▶ _FRAGMENTO_
● ● ●
Aparecen así irónicamente como esculturas clásicas, igual que la protagonista de La familia
de León Roch. En esta novela el amor ‘à la bucólica’ es en realidad un puro engaño, con una
recreación a la inversa del mito de Pigmalión (Galdós 1994, III: 50; Cf. Smith 1993):
Con esta belleza tan acabada que parecía sobrehumana, con esta mujer divina en cuya
cara y cuerpo se reproducían, como en cifra estética, los primores de la estatuaria
antigua, se casó León Roch después de diez meses de relaciones platónicas. Fue
ocasión de su esclavitud un súbito enamoramiento que le sobrecogió al verla por
primera vez y tratarla en una reunión de la Corte, cuando María, recién salida al
mundo, se hallaba en aquel peregrino estado de pimpollo en que la belleza de la mujer
se marca con un sello de inocencia y aparece matizada aún con el rocío de esa
encantadora mañana que se llama infancia. Se enamoró como un pastor, vergüenza da
decirlo, y él mismo se asombraba de ver que el teodolito de topógrafo y el soplete de
mineralogista trocábanse en sus manos en caramillo o flauta de bucólico vagabundo.
● ● ●
[Entradas de elementos y coordenadas]
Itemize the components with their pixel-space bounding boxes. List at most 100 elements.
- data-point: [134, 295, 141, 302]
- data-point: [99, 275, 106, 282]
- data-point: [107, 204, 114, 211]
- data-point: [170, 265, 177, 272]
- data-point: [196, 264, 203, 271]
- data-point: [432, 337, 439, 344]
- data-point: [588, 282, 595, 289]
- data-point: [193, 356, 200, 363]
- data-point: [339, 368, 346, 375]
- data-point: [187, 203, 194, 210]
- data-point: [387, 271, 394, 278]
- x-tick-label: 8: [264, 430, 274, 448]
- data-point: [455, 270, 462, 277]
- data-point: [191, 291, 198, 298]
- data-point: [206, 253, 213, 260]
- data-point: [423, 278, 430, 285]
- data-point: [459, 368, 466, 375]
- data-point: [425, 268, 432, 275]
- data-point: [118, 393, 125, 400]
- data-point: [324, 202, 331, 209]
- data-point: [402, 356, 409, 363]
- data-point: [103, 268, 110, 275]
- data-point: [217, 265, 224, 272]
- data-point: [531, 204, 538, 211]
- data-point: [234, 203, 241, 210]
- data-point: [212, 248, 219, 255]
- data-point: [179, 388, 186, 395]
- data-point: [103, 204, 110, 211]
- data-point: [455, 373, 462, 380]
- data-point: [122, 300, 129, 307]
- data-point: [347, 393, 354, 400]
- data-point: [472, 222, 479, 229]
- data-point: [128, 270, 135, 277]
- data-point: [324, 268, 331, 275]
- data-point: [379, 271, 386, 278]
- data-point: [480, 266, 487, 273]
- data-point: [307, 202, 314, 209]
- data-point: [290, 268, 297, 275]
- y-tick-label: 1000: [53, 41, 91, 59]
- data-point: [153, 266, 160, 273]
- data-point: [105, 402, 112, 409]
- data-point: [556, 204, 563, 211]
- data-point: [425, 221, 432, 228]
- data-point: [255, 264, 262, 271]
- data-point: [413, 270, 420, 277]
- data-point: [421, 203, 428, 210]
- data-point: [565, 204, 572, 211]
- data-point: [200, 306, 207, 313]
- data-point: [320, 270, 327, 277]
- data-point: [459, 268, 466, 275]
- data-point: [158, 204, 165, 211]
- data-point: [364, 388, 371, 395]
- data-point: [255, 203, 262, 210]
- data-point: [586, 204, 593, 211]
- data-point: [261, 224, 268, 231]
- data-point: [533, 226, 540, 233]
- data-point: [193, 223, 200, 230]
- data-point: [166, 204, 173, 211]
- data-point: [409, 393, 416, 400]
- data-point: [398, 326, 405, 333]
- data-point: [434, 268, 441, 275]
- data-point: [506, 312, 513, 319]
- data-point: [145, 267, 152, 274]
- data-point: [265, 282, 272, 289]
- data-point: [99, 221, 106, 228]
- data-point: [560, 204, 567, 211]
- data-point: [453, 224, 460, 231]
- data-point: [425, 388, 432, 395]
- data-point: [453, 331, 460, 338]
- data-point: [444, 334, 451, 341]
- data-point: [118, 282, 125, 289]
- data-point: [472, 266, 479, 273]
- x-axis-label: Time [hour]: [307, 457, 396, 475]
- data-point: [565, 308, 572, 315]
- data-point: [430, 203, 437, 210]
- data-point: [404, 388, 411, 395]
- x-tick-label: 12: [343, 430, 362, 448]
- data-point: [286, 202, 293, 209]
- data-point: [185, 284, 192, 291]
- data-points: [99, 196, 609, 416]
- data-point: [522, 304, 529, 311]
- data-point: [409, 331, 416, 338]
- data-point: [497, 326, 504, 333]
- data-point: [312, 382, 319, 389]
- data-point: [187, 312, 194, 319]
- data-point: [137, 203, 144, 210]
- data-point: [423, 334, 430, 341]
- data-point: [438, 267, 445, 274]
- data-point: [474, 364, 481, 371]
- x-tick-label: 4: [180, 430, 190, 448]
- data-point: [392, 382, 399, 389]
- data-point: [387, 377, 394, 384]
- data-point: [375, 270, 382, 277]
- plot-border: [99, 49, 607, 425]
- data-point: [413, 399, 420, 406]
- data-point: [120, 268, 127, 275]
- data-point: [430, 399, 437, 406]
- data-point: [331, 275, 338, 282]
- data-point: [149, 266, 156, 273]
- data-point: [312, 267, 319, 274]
● ● ●
▶ _RETOS_
**1.** Según el fragmento, ¿después de cuánto tiempo de relaciones platónicas se casó León Roch?
**2.** Transcribe las entradas desde la primera línea hasta la que contiene "- data-point: [379, 271, 386, 278]", ambas incluidas.
El fragmento y las entradas no guardan relación entre sí.

▶ _RESPUESTAS DADAS_
**1.** Después de diez meses.

**2.**
Itemize the components with their pixel-space bounding boxes. List at most 100 elements.
- data-point: [134, 295, 141, 302]
- data-point: [99, 275, 106, 282]
- data-point: [107, 204, 114, 211]
- data-point: [170, 265, 177, 272]
- data-point: [196, 264, 203, 271]
- data-point: [432, 337, 439, 344]
- data-point: [588, 282, 595, 289]
- data-point: [193, 356, 200, 363]
- data-point: [339, 368, 346, 375]
- data-point: [187, 203, 194, 210]
- data-point: [387, 271, 394, 278]
- x-tick-label: 8: [264, 430, 274, 448]
- data-point: [455, 270, 462, 277]
- data-point: [191, 291, 198, 298]
- data-point: [206, 253, 213, 260]
- data-point: [423, 278, 430, 285]
- data-point: [459, 368, 466, 375]
- data-point: [425, 268, 432, 275]
- data-point: [118, 393, 125, 400]
- data-point: [324, 202, 331, 209]
- data-point: [402, 356, 409, 363]
- data-point: [103, 268, 110, 275]
- data-point: [217, 265, 224, 272]
- data-point: [531, 204, 538, 211]
- data-point: [234, 203, 241, 210]
- data-point: [212, 248, 219, 255]
- data-point: [179, 388, 186, 395]
- data-point: [103, 204, 110, 211]
- data-point: [455, 373, 462, 380]
- data-point: [122, 300, 129, 307]
- data-point: [347, 393, 354, 400]
- data-point: [472, 222, 479, 229]
- data-point: [128, 270, 135, 277]
- data-point: [324, 268, 331, 275]
- data-point: [379, 271, 386, 278]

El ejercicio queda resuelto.